> _Stated exercise_:
Pull each line holding "title" out of the entries below.

> _Data for processing_:

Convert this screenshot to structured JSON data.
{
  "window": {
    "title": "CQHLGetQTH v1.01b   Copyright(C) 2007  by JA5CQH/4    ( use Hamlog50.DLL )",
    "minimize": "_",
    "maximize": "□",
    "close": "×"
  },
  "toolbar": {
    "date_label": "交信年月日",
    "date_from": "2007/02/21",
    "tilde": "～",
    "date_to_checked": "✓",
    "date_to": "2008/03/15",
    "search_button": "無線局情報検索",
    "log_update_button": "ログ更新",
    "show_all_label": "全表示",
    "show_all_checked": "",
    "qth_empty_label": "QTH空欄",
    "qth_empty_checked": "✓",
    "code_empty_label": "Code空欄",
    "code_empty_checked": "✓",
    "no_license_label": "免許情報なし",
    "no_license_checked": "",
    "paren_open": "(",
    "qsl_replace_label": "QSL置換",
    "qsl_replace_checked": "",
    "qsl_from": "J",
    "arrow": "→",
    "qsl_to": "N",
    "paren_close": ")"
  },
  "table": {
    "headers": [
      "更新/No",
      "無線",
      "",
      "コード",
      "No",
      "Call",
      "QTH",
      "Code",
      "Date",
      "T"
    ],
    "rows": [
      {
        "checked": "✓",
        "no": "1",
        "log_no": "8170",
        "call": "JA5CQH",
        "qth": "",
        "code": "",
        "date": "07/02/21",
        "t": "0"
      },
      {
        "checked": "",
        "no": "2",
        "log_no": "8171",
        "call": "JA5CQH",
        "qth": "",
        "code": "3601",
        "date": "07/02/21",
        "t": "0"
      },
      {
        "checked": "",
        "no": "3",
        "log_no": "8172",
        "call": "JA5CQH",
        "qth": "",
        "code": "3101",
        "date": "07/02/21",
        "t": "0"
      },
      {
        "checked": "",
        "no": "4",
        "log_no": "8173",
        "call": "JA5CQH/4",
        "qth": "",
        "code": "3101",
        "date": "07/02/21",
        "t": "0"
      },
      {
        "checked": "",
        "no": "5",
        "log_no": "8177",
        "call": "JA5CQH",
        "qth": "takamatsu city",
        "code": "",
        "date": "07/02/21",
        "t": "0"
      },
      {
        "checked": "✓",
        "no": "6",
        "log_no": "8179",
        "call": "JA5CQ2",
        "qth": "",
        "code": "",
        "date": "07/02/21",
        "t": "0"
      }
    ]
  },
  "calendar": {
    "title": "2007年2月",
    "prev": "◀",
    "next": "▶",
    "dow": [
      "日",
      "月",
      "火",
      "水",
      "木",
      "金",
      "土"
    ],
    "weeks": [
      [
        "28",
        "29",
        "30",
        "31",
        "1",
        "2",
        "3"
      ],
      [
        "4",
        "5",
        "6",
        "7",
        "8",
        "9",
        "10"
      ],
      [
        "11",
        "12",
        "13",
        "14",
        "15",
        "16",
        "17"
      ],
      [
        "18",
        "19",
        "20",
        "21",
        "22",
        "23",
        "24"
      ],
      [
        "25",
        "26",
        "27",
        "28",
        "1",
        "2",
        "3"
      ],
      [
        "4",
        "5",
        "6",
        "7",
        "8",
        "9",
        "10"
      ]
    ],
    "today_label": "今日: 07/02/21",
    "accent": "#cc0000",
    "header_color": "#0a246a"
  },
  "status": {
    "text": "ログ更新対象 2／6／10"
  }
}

> _Answer to this problem_:
    "title": "CQHLGetQTH v1.01b   Copyright(C) 2007  by JA5CQH/4    ( use Hamlog50.DLL )",
    "title": "2007年2月",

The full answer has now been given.